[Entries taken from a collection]
::::::
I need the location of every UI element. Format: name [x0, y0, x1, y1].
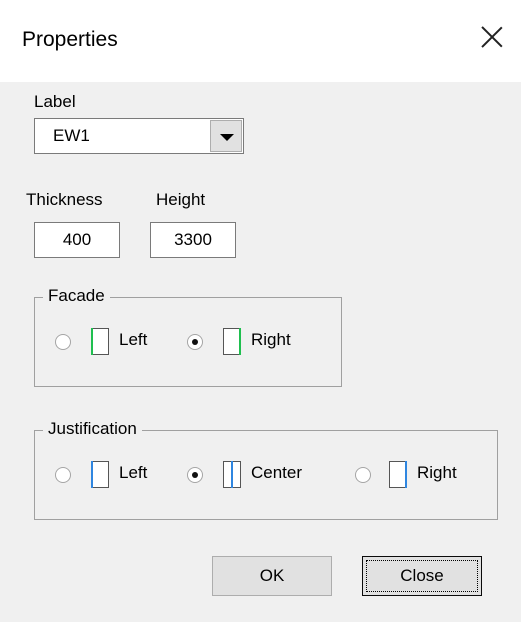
facade-left-label: Left — [119, 330, 148, 349]
justification-left-radio[interactable] — [55, 467, 71, 483]
title-bar: Properties — [0, 0, 521, 82]
close-button-label: Close — [400, 566, 444, 585]
wall-right-face-icon — [223, 328, 241, 355]
wall-left-justify-icon — [91, 461, 109, 488]
facade-group-title: Facade — [43, 286, 110, 306]
justification-left-label: Left — [119, 463, 148, 482]
height-input[interactable]: 3300 — [150, 222, 236, 258]
height-caption: Height — [156, 190, 206, 209]
label-caption: Label — [34, 92, 76, 111]
justification-right-label: Right — [417, 463, 457, 482]
justification-group-title: Justification — [43, 419, 142, 439]
thickness-input[interactable]: 400 — [34, 222, 120, 258]
wall-right-justify-icon — [389, 461, 407, 488]
facade-left-radio[interactable] — [55, 334, 71, 350]
ok-button-label: OK — [259, 566, 285, 585]
wall-left-face-icon — [91, 328, 109, 355]
label-combobox[interactable]: EW1 — [34, 118, 244, 154]
ok-button[interactable]: OK — [212, 556, 332, 596]
chevron-down-icon[interactable] — [210, 120, 242, 152]
justification-right-radio[interactable] — [355, 467, 371, 483]
properties-dialog: Properties Label EW1 Thickness 400 Heigh… — [0, 0, 521, 622]
label-combobox-value: EW1 — [53, 126, 90, 145]
justification-center-radio[interactable] — [187, 467, 203, 483]
close-button[interactable]: Close — [362, 556, 482, 596]
close-icon[interactable] — [477, 22, 507, 52]
wall-center-justify-icon — [223, 461, 241, 488]
justification-group: Justification Left Center Right — [34, 419, 498, 520]
facade-right-label: Right — [251, 330, 291, 349]
facade-group: Facade Left Right — [34, 286, 342, 387]
justification-center-label: Center — [251, 463, 303, 482]
dialog-title: Properties — [22, 28, 118, 51]
thickness-caption: Thickness — [26, 190, 103, 209]
facade-right-radio[interactable] — [187, 334, 203, 350]
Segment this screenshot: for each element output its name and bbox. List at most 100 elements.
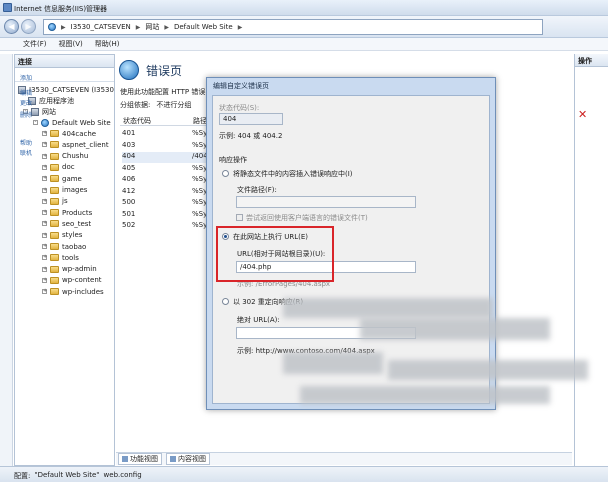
- blur-block: [360, 318, 550, 340]
- tree-folder[interactable]: + images: [42, 185, 87, 196]
- tree-folder[interactable]: + Products: [42, 207, 92, 218]
- tree-folder[interactable]: + wp-admin: [42, 264, 97, 275]
- page-title: 错误页: [146, 64, 183, 78]
- radio-static-file[interactable]: [222, 170, 229, 177]
- forward-button[interactable]: ▶: [21, 19, 36, 34]
- group-by-select[interactable]: 不进行分组: [156, 100, 191, 110]
- col-status-code[interactable]: 状态代码: [123, 116, 151, 126]
- try-localized-checkbox[interactable]: [236, 214, 243, 221]
- tree-folder[interactable]: + wp-content: [42, 275, 102, 286]
- expand-icon[interactable]: +: [42, 244, 47, 249]
- table-row[interactable]: 406 %Sy: [122, 175, 217, 186]
- menu-view[interactable]: 视图(V): [59, 39, 83, 49]
- expand-icon[interactable]: +: [42, 221, 47, 227]
- expand-icon[interactable]: +: [42, 153, 47, 159]
- tree-folder[interactable]: + seo_test: [42, 218, 91, 229]
- table-row[interactable]: 405 %Sy: [122, 164, 217, 175]
- col-path[interactable]: 路径: [193, 116, 207, 126]
- expand-icon[interactable]: +: [42, 277, 47, 283]
- table-row[interactable]: 401 %Sy: [122, 129, 217, 140]
- tree-app-pools[interactable]: 应用程序池: [28, 95, 74, 106]
- tree-folder[interactable]: + wp-includes: [42, 286, 104, 297]
- expand-icon[interactable]: +: [42, 176, 47, 182]
- file-path-field[interactable]: [236, 196, 416, 208]
- crumb-server[interactable]: I3530_CATSEVEN: [71, 23, 131, 31]
- blur-block: [300, 386, 550, 404]
- expand-icon[interactable]: +: [42, 266, 47, 272]
- expand-icon[interactable]: +: [42, 232, 47, 238]
- table-row[interactable]: 404/404: [122, 152, 217, 163]
- collapse-icon[interactable]: -: [33, 120, 38, 125]
- folder-label: tools: [62, 253, 79, 262]
- crumb-default-site[interactable]: Default Web Site: [174, 23, 233, 31]
- expand-icon[interactable]: +: [42, 210, 47, 216]
- tab-features-view[interactable]: 功能视图: [118, 453, 162, 465]
- table-row[interactable]: 412 %Sy: [122, 187, 217, 198]
- error-pages-icon: [119, 60, 139, 80]
- expand-icon[interactable]: +: [42, 131, 47, 136]
- status-code-cell: 501: [122, 209, 136, 218]
- status-code-cell: 500: [122, 198, 136, 206]
- tree-default-site[interactable]: - Default Web Site: [33, 117, 111, 128]
- status-code-cell: 403: [122, 140, 136, 149]
- tree-folder[interactable]: + js: [42, 196, 68, 207]
- response-action-label: 响应操作: [219, 156, 247, 164]
- action-add[interactable]: 添加: [20, 73, 34, 82]
- tree-folder[interactable]: + doc: [42, 162, 75, 173]
- back-button[interactable]: ◀: [4, 19, 19, 34]
- folder-icon: [50, 130, 59, 137]
- expand-icon[interactable]: +: [42, 289, 47, 295]
- tree-folder[interactable]: + styles: [42, 230, 82, 241]
- table-row[interactable]: 403 %Sy: [122, 141, 217, 152]
- features-view-icon: [122, 456, 128, 462]
- expand-icon[interactable]: +: [42, 187, 47, 193]
- folder-icon: [50, 288, 59, 296]
- folder-label: 404cache: [62, 129, 97, 138]
- expand-icon[interactable]: +: [42, 198, 47, 204]
- path-cell: %Sy: [192, 198, 208, 206]
- content-view-icon: [170, 456, 176, 462]
- expand-icon[interactable]: +: [42, 164, 47, 170]
- tree-folder[interactable]: + game: [42, 173, 82, 184]
- action-online-help[interactable]: 联机: [20, 148, 34, 157]
- left-edge-strip: [0, 54, 13, 466]
- path-cell: %Sy: [192, 163, 208, 172]
- action-edit[interactable]: 编辑: [20, 88, 34, 97]
- tree-folder[interactable]: +404cache: [42, 128, 96, 139]
- folder-icon: [50, 243, 59, 250]
- table-row[interactable]: 501 %Sy: [122, 210, 217, 221]
- action-help[interactable]: 帮助: [20, 138, 34, 147]
- path-cell: %Sy: [192, 140, 208, 149]
- tree-folder[interactable]: + aspnet_client: [42, 139, 109, 150]
- group-by-label: 分组依据:: [120, 101, 151, 109]
- folder-icon: [50, 163, 59, 171]
- folder-icon: [50, 152, 59, 160]
- menu-file[interactable]: 文件(F): [23, 39, 47, 49]
- crumb-sites[interactable]: 网站: [145, 22, 159, 32]
- menu-bar: 文件(F) 视图(V) 帮助(H): [0, 38, 608, 51]
- action-delete[interactable]: 删除: [20, 110, 34, 119]
- table-row[interactable]: 502 %Sy: [122, 221, 217, 232]
- menu-help[interactable]: 帮助(H): [95, 39, 120, 49]
- folder-label: Chushu: [62, 152, 89, 161]
- action-change[interactable]: 更改: [20, 98, 34, 107]
- folder-icon: [50, 220, 59, 228]
- globe-icon: [48, 23, 56, 31]
- status-code-field[interactable]: 404: [219, 113, 283, 125]
- delete-icon[interactable]: ✕: [578, 108, 587, 121]
- page-description: 使用此功能配置 HTTP 错误: [120, 88, 206, 96]
- status-code-example: 示例: 404 或 404.2: [219, 132, 283, 140]
- folder-icon: [50, 175, 59, 183]
- table-row[interactable]: 500 %Sy: [122, 198, 217, 209]
- tree-folder[interactable]: + tools: [42, 252, 79, 263]
- tree-folder[interactable]: + Chushu: [42, 151, 88, 162]
- tree-folder[interactable]: + taobao: [42, 241, 86, 252]
- folder-label: styles: [62, 231, 83, 240]
- expand-icon[interactable]: +: [42, 142, 47, 148]
- folder-label: wp-admin: [62, 265, 97, 274]
- radio-redirect[interactable]: [222, 298, 229, 305]
- expand-icon[interactable]: +: [42, 255, 47, 261]
- connections-header: 连接: [15, 55, 114, 68]
- breadcrumb[interactable]: ▶ I3530_CATSEVEN ▶ 网站 ▶ Default Web Site…: [43, 19, 543, 35]
- tab-content-view[interactable]: 内容视图: [166, 453, 210, 465]
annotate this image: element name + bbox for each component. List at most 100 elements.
::::::
WRITTEN EXERCISE:
Please repeat the lines in the records from the line with "- blur-block: [360, 318, 550, 340]" up to and including the line with "- group-by-select[interactable]: 不进行分组: [156, 100, 191, 110]", reproducing each one unchanged.

EXERCISE RESULT:
- blur-block: [360, 318, 550, 340]
- tree-folder[interactable]: + images: [42, 185, 87, 196]
- tree-folder[interactable]: + Products: [42, 207, 92, 218]
- tree-folder[interactable]: + wp-admin: [42, 264, 97, 275]
- page-title: 错误页: [146, 64, 183, 78]
- radio-static-file[interactable]: [222, 170, 229, 177]
- forward-button[interactable]: ▶: [21, 19, 36, 34]
- group-by-select[interactable]: 不进行分组: [156, 100, 191, 110]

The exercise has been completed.